_Records:_

——————————

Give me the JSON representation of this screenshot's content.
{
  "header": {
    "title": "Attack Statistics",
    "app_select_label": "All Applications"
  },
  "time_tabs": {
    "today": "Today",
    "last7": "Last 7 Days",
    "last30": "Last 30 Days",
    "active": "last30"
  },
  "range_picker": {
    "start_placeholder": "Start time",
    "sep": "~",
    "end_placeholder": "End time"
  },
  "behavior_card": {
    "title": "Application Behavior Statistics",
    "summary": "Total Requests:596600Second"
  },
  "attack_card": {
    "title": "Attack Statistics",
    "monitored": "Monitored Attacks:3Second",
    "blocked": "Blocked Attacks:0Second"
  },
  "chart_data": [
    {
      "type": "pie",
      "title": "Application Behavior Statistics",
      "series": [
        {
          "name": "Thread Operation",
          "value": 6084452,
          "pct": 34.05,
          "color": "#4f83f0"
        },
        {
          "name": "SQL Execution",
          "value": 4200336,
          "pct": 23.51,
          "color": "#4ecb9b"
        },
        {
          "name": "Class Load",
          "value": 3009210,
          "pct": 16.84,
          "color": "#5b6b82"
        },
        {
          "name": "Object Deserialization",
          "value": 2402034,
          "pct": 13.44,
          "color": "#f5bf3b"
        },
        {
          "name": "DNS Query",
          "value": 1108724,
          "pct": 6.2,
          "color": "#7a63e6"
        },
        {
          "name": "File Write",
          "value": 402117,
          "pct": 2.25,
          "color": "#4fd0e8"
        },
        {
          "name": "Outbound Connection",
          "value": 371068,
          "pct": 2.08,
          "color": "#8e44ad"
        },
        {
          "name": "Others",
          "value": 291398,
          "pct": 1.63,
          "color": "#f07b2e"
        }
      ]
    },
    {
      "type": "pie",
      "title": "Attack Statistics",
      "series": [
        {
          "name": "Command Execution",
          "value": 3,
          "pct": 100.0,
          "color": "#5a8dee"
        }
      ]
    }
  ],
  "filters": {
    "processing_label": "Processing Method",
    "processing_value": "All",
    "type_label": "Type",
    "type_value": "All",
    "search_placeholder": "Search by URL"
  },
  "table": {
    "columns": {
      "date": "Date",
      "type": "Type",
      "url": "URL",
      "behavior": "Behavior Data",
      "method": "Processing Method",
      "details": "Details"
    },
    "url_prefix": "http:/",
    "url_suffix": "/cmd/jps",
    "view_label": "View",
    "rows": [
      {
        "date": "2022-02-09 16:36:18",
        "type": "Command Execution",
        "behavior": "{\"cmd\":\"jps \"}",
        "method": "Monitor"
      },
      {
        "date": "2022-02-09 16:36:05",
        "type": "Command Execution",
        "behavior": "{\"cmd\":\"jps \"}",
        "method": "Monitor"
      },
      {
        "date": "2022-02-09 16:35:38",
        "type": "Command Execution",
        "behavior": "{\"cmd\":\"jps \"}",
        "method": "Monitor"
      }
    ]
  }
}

——————————

_Description of the task:_ In the records above, find each line holding "title" and copy it.

_Output for this exercise:_
    "title": "Attack Statistics",
    "title": "Application Behavior Statistics",
    "title": "Attack Statistics",
      "title": "Application Behavior Statistics",
      "title": "Attack Statistics",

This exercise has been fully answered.